• Request
Give the total number of lines with the word "berichtet" in them, and no other words.

START Task data

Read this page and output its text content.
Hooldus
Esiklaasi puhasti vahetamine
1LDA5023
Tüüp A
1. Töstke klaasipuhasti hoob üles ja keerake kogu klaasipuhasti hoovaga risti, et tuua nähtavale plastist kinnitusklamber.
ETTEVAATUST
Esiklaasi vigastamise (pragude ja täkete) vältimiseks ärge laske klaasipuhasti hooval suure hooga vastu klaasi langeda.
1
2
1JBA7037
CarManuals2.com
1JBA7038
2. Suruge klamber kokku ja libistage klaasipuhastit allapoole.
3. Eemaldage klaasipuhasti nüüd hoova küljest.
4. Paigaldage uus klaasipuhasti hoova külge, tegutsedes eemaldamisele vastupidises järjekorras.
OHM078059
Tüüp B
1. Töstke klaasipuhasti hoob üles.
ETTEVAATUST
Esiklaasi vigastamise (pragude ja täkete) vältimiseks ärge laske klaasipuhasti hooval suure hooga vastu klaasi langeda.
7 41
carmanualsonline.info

END Task data
START Task data

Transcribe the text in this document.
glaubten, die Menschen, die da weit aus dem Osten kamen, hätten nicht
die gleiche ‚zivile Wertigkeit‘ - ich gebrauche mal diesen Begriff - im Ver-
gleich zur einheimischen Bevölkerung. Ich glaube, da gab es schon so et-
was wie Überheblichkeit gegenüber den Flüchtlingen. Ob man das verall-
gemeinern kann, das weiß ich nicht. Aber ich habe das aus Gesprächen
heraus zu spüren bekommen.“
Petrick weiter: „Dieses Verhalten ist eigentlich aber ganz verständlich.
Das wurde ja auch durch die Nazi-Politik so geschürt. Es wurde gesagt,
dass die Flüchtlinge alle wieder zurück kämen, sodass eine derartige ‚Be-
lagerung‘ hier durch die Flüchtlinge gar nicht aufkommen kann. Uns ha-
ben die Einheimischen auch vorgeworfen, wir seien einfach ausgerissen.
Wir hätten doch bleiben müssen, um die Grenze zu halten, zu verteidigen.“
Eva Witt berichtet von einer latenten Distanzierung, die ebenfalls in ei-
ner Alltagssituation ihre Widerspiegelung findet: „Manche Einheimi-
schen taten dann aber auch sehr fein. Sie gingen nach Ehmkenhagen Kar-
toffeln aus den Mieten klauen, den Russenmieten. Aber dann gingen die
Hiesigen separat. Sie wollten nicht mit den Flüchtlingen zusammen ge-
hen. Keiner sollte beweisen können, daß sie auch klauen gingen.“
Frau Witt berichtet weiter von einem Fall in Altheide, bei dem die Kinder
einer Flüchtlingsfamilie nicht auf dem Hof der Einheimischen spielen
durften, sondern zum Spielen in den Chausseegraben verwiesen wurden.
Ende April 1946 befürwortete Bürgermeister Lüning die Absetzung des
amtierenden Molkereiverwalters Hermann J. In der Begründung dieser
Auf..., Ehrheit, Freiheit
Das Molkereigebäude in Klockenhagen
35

END Task data

• Result
2